_Data records_
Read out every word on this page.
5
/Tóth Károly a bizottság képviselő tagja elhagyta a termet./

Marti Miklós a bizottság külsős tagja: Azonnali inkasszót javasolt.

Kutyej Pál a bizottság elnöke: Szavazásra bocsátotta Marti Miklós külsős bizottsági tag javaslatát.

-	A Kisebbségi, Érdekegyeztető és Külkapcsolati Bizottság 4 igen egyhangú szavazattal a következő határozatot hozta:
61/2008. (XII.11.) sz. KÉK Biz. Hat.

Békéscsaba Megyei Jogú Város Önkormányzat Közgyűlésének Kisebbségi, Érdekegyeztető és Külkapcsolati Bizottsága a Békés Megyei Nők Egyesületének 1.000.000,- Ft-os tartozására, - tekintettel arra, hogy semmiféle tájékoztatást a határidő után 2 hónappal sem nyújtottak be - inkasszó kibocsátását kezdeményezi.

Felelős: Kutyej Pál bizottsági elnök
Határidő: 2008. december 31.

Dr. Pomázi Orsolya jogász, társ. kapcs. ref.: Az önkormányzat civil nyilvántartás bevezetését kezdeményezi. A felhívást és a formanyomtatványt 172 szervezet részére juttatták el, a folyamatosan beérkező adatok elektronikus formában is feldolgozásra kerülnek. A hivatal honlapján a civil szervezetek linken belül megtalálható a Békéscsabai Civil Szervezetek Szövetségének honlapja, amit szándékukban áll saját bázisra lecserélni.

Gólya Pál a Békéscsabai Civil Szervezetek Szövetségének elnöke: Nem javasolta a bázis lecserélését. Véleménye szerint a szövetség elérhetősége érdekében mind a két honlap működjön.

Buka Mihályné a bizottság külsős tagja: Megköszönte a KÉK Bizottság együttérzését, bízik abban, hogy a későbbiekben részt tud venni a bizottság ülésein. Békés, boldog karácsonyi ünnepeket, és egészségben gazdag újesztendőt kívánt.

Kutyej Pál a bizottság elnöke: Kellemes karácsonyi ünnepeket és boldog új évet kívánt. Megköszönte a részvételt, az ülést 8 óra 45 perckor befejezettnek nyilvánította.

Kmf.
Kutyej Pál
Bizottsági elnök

_EXERCISE DESCRIPTION_
Above are the records. Copy every line in them holding "Békéscsabai".

_EXPECTED ANSWER_
Dr. Pomázi Orsolya jogász, társ. kapcs. ref.: Az önkormányzat civil nyilvántartás bevezetését kezdeményezi. A felhívást és a formanyomtatványt 172 szervezet részére juttatták el, a folyamatosan beérkező adatok elektronikus formában is feldolgozásra kerülnek. A hivatal honlapján a civil szervezetek linken belül megtalálható a Békéscsabai Civil Szervezetek Szövetségének honlapja, amit szándékukban áll saját bázisra lecserélni.
Gólya Pál a Békéscsabai Civil Szervezetek Szövetségének elnöke: Nem javasolta a bázis lecserélését. Véleménye szerint a szövetség elérhetősége érdekében mind a két honlap működjön.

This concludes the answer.